> PROBLEM REQUIREMENTS: Repeat each entry as written, dropping any picture you find.

-- BEGIN --

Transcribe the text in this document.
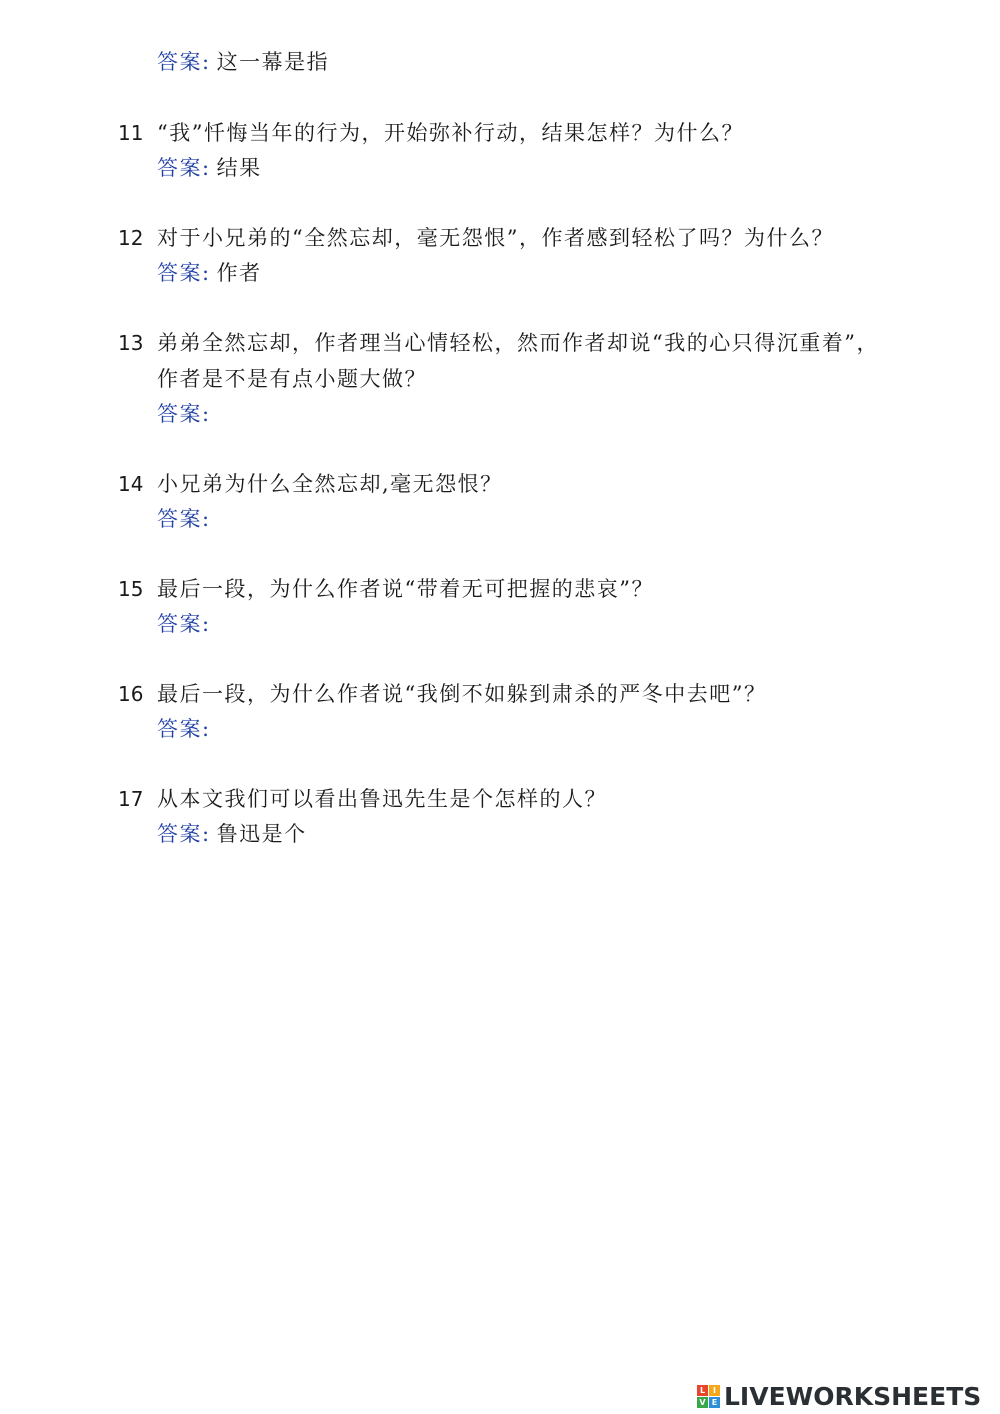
答案: 这一幕是指
11 “我”忏悔当年的行为，开始弥补行动，结果怎样？为什么？
答案: 结果
12 对于小兄弟的“全然忘却，毫无怨恨”，作者感到轻松了吗？为什么？
答案: 作者
13 弟弟全然忘却，作者理当心情轻松，然而作者却说“我的心只得沉重着”，
作者是不是有点小题大做？
答案:
14 小兄弟为什么全然忘却,毫无怨恨？
答案:
15 最后一段，为什么作者说“带着无可把握的悲哀”？
答案:
16 最后一段，为什么作者说“我倒不如躲到肃杀的严冬中去吧”？
答案:
17 从本文我们可以看出鲁迅先生是个怎样的人？
答案: 鲁迅是个
L I
V E LIVEWORKSHEETS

-- END --

> SOLUTION FOR THIS EXERCISE:
Transcribe the text in this document.
答案: 这一幕是指
11 “我”忏悔当年的行为，开始弥补行动，结果怎样？为什么？
答案: 结果
12 对于小兄弟的“全然忘却，毫无怨恨”，作者感到轻松了吗？为什么？
答案: 作者
13 弟弟全然忘却，作者理当心情轻松，然而作者却说“我的心只得沉重着”，
作者是不是有点小题大做？
答案:
14 小兄弟为什么全然忘却,毫无怨恨？
答案:
15 最后一段，为什么作者说“带着无可把握的悲哀”？
答案:
16 最后一段，为什么作者说“我倒不如躲到肃杀的严冬中去吧”？
答案:
17 从本文我们可以看出鲁迅先生是个怎样的人？
答案: 鲁迅是个
L I
V E LIVEWORKSHEETS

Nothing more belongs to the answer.